Work instructions:
Pull out every line below holding the word "plugin".

[Records contained in a dataset]
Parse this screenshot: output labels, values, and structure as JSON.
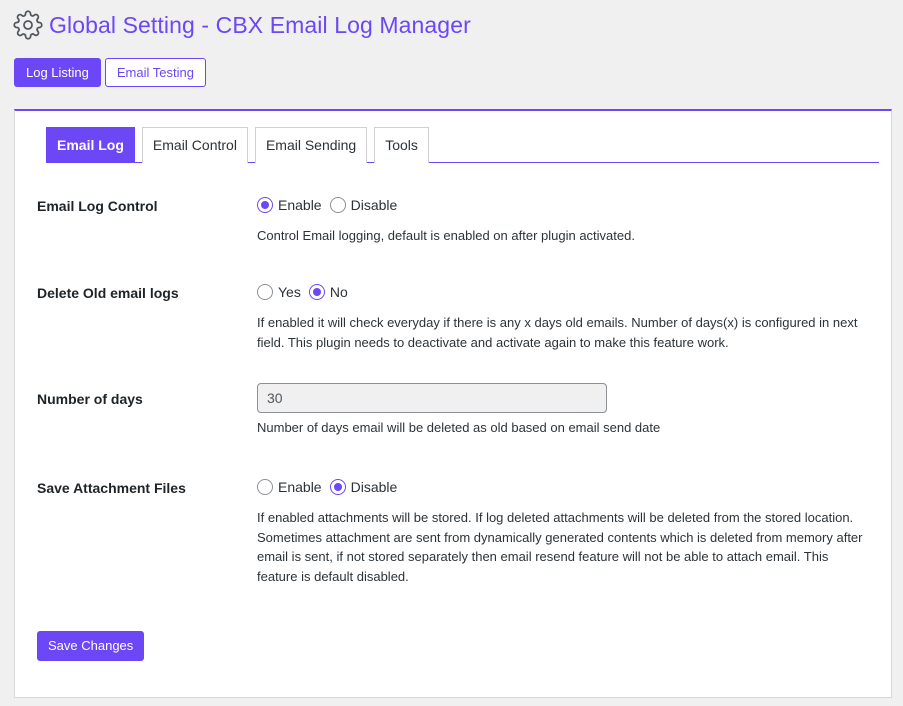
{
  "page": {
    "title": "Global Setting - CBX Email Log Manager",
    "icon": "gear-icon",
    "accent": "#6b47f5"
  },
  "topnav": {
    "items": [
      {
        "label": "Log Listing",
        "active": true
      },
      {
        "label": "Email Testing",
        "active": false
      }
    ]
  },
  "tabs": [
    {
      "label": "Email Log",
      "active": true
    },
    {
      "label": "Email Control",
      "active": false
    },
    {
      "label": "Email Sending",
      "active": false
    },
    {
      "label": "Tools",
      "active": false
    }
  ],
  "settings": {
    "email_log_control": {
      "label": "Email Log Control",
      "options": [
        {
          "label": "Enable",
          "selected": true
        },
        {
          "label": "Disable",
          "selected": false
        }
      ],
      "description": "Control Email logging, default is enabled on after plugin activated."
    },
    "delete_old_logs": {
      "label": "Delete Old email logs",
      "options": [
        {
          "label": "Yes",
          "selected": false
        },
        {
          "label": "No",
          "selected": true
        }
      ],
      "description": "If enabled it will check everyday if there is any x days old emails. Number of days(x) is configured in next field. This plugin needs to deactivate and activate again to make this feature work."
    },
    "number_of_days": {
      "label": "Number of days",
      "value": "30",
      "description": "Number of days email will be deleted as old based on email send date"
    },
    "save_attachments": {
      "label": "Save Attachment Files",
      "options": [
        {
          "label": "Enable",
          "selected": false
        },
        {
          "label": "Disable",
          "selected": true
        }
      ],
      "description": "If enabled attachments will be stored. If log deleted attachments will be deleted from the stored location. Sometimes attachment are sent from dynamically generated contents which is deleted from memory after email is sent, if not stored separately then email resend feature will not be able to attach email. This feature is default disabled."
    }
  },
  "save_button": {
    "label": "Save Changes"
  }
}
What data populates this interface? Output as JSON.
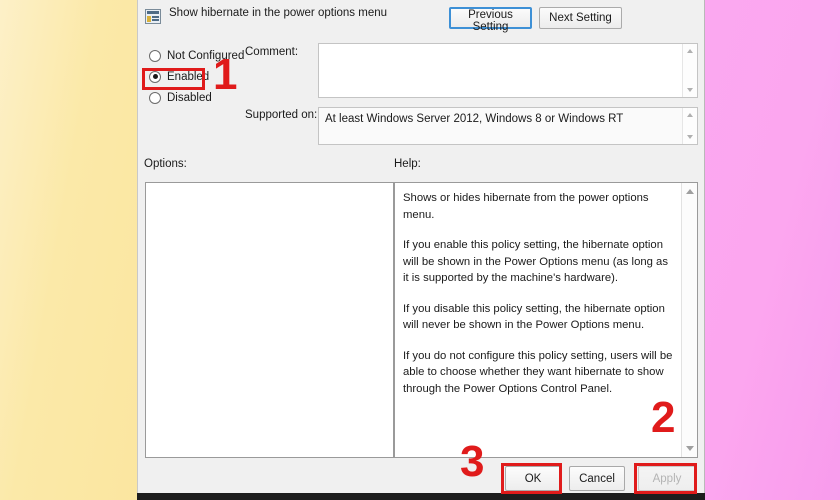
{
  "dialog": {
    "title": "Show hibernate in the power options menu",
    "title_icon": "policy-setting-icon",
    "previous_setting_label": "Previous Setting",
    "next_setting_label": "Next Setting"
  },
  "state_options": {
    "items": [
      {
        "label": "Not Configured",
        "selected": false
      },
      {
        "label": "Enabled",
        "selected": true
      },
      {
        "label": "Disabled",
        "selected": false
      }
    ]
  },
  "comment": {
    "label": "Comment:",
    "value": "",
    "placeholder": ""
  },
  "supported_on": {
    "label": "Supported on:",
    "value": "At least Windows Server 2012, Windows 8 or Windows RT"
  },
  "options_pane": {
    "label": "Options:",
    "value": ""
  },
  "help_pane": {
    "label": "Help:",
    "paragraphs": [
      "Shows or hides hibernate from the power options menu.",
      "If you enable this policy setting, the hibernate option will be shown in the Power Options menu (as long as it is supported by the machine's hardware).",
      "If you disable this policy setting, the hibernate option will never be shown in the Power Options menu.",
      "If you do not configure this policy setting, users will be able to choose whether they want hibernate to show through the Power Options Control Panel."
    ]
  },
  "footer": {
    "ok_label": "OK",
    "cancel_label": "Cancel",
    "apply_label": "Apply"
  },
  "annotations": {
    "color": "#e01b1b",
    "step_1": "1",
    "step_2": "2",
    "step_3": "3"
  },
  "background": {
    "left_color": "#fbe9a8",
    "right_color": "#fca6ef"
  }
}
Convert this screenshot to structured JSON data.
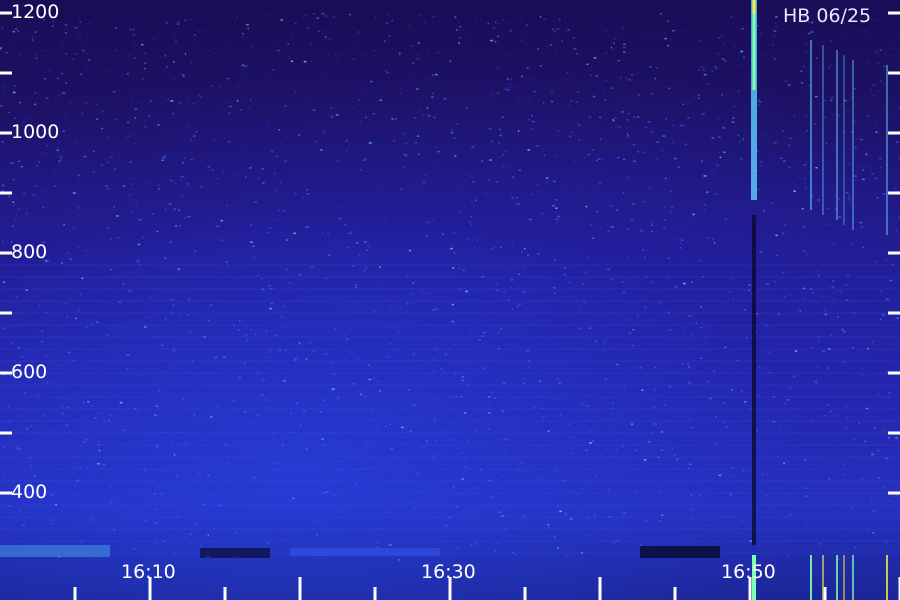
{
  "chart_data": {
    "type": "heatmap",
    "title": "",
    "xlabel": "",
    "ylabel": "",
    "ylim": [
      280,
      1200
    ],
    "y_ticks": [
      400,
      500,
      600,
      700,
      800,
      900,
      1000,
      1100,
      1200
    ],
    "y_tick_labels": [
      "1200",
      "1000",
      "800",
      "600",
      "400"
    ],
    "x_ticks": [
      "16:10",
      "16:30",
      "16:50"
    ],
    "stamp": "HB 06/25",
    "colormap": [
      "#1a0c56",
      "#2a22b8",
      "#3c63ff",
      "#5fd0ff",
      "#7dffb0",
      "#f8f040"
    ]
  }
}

--

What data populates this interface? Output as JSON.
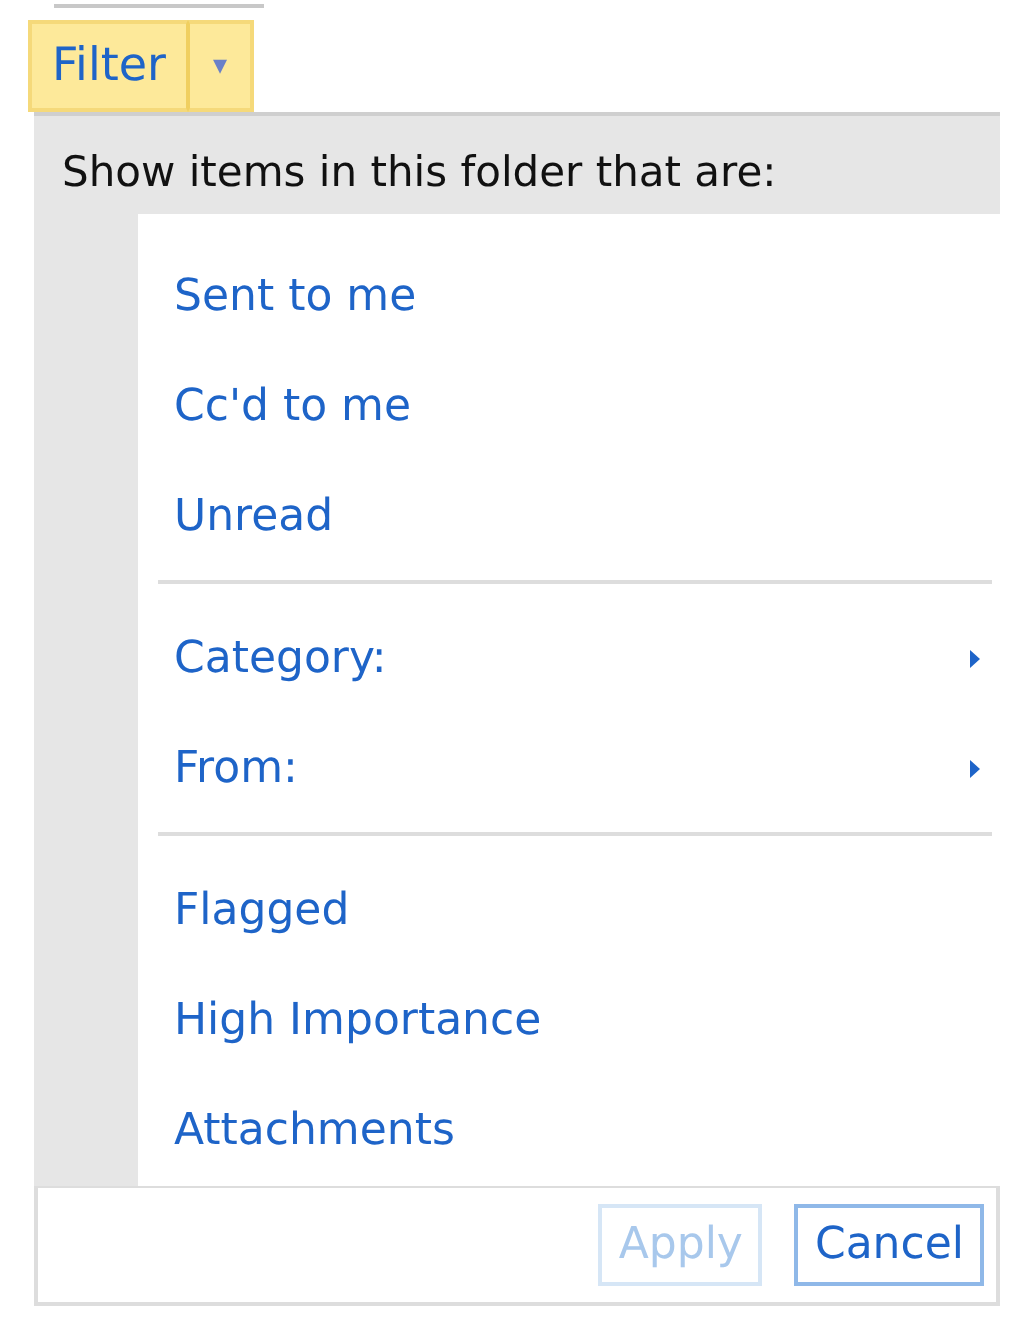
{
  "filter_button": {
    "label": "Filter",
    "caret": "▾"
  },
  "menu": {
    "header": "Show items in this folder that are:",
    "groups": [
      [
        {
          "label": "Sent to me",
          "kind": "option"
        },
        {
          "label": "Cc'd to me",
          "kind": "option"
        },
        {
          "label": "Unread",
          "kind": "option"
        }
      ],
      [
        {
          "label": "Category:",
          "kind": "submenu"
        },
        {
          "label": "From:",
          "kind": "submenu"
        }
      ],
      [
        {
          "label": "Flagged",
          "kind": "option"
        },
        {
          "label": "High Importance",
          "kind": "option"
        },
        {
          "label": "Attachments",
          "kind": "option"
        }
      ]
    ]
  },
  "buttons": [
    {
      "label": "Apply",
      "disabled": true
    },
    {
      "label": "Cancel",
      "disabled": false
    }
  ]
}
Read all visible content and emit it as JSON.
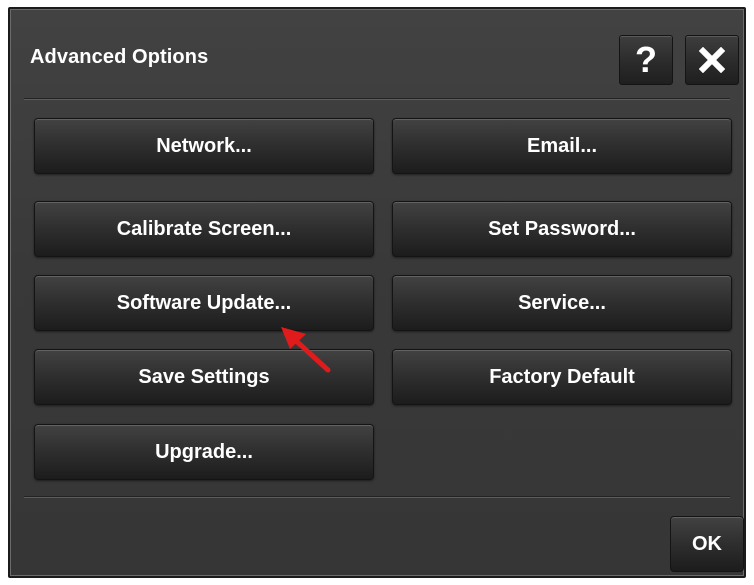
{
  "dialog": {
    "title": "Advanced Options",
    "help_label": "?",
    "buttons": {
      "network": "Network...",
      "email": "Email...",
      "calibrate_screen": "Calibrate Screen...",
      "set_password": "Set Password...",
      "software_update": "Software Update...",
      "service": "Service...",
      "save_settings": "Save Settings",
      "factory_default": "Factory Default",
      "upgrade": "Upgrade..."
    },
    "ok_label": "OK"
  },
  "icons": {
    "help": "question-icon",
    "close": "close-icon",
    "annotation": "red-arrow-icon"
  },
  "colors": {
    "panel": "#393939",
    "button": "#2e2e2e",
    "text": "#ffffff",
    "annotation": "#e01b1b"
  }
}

Answer to this task:
      "description": "Control Email logging, default is enabled on after plugin activated."
      "description": "If enabled it will check everyday if there is any x days old emails. Number of days(x) is configured in next field. This plugin needs to deactivate and activate again to make this feature work."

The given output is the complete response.